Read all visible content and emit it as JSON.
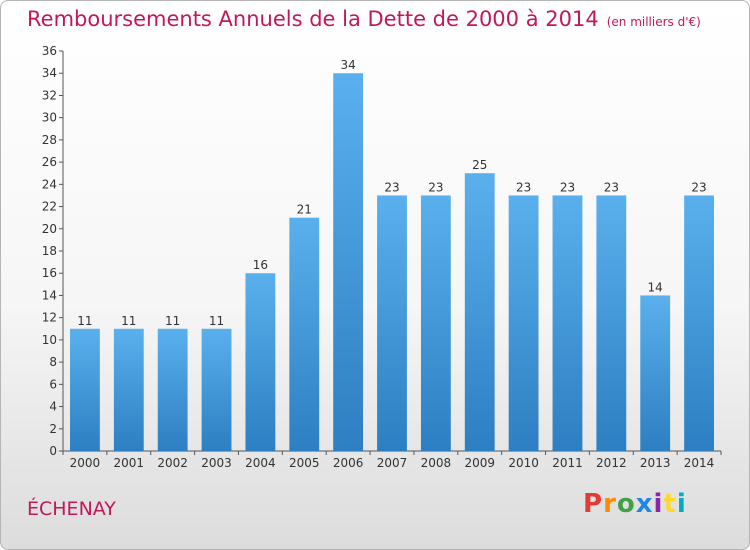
{
  "chart_data": {
    "type": "bar",
    "title": "Remboursements Annuels de la Dette de 2000 à 2014",
    "subtitle": "(en milliers d'€)",
    "categories": [
      "2000",
      "2001",
      "2002",
      "2003",
      "2004",
      "2005",
      "2006",
      "2007",
      "2008",
      "2009",
      "2010",
      "2011",
      "2012",
      "2013",
      "2014"
    ],
    "values": [
      11,
      11,
      11,
      11,
      16,
      21,
      34,
      23,
      23,
      25,
      23,
      23,
      23,
      14,
      23
    ],
    "ylim": [
      0,
      36
    ],
    "ytick_step": 2,
    "grid": false,
    "bar_color": "#4da6e8",
    "bar_color_dark": "#2a7fc4"
  },
  "footer": {
    "commune": "ÉCHENAY",
    "brand_letters": [
      "P",
      "r",
      "o",
      "x",
      "i",
      "t",
      "i"
    ],
    "brand_colors": [
      "#e53935",
      "#fb8c00",
      "#43a047",
      "#1e88e5",
      "#8e24aa",
      "#fdd835",
      "#00acc1"
    ]
  }
}
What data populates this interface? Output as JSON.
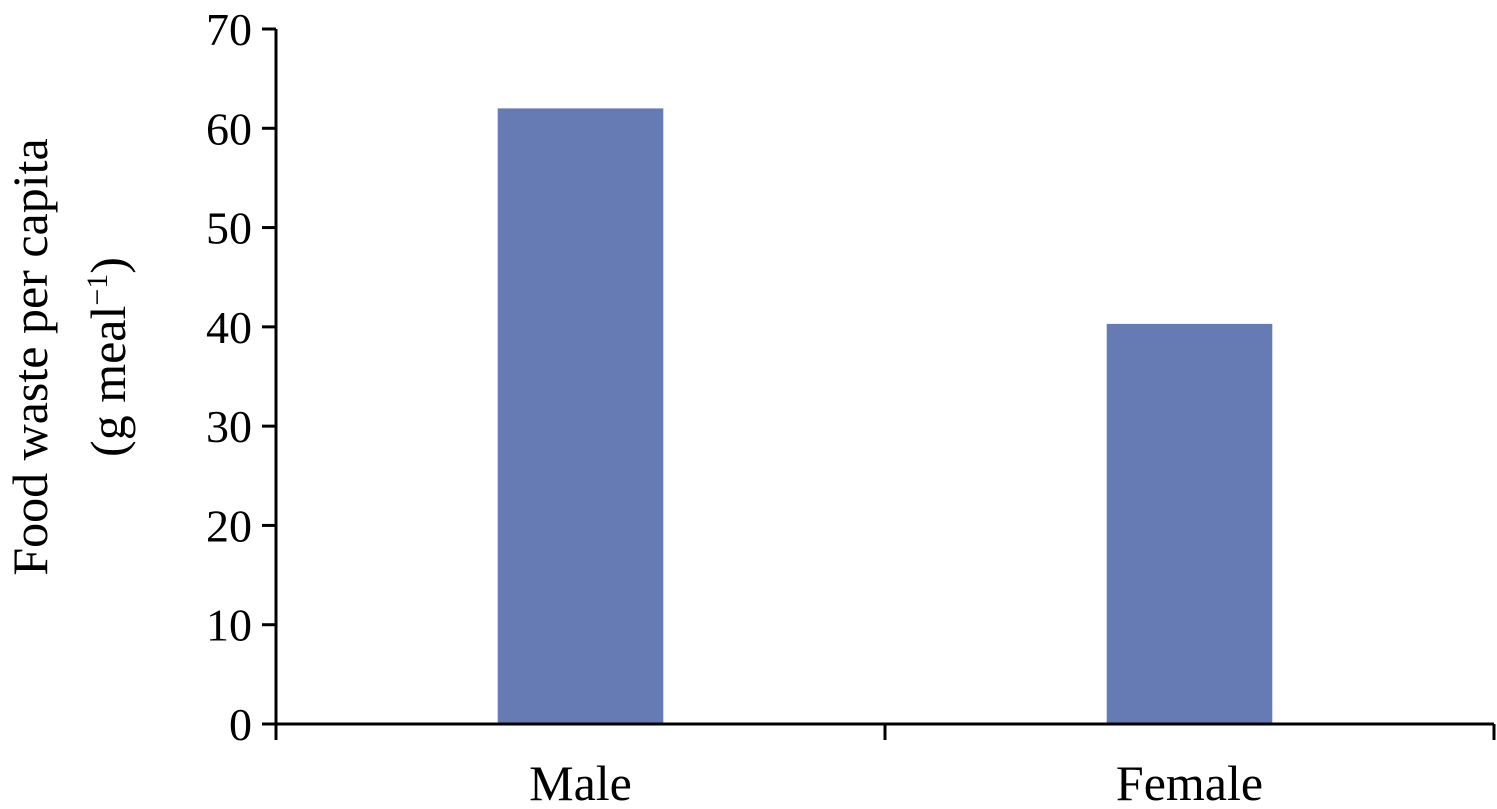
{
  "chart_data": {
    "type": "bar",
    "categories": [
      "Male",
      "Female"
    ],
    "values": [
      62,
      40.3
    ],
    "title": "",
    "xlabel": "",
    "ylabel_line1": "Food waste per capita",
    "ylabel_line2_prefix": "(g meal",
    "ylabel_line2_sup": "−1",
    "ylabel_line2_suffix": ")",
    "ylim": [
      0,
      70
    ],
    "yticks": [
      0,
      10,
      20,
      30,
      40,
      50,
      60,
      70
    ],
    "grid": false,
    "legend": "none",
    "bar_color": "#667BB4",
    "axis_color": "#000000"
  }
}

GIVEN TASK: Retype the whole listing, keeping every line identical and omitting all pictures.

SOLUTION FOR THIS TASK:
Read all visible content and emit it as JSON.
{
  "chart_data": {
    "type": "bar",
    "title": "Remboursements Annuels de la Dette de 2000 à 2014",
    "subtitle": "(en milliers d'€)",
    "categories": [
      "2000",
      "2001",
      "2002",
      "2003",
      "2004",
      "2005",
      "2006",
      "2007",
      "2008",
      "2009",
      "2010",
      "2011",
      "2012",
      "2013",
      "2014"
    ],
    "values": [
      11,
      11,
      11,
      11,
      16,
      21,
      34,
      23,
      23,
      25,
      23,
      23,
      23,
      14,
      23
    ],
    "ylim": [
      0,
      36
    ],
    "ytick_step": 2,
    "grid": false,
    "bar_color": "#4da6e8",
    "bar_color_dark": "#2a7fc4"
  },
  "footer": {
    "commune": "ÉCHENAY",
    "brand_letters": [
      "P",
      "r",
      "o",
      "x",
      "i",
      "t",
      "i"
    ],
    "brand_colors": [
      "#e53935",
      "#fb8c00",
      "#43a047",
      "#1e88e5",
      "#8e24aa",
      "#fdd835",
      "#00acc1"
    ]
  }
}
What data populates this interface? Output as JSON.
{
  "chart_data": {
    "type": "bar",
    "categories": [
      "Male",
      "Female"
    ],
    "values": [
      62,
      40.3
    ],
    "title": "",
    "xlabel": "",
    "ylabel_line1": "Food waste per capita",
    "ylabel_line2_prefix": "(g meal",
    "ylabel_line2_sup": "−1",
    "ylabel_line2_suffix": ")",
    "ylim": [
      0,
      70
    ],
    "yticks": [
      0,
      10,
      20,
      30,
      40,
      50,
      60,
      70
    ],
    "grid": false,
    "legend": "none",
    "bar_color": "#667BB4",
    "axis_color": "#000000"
  }
}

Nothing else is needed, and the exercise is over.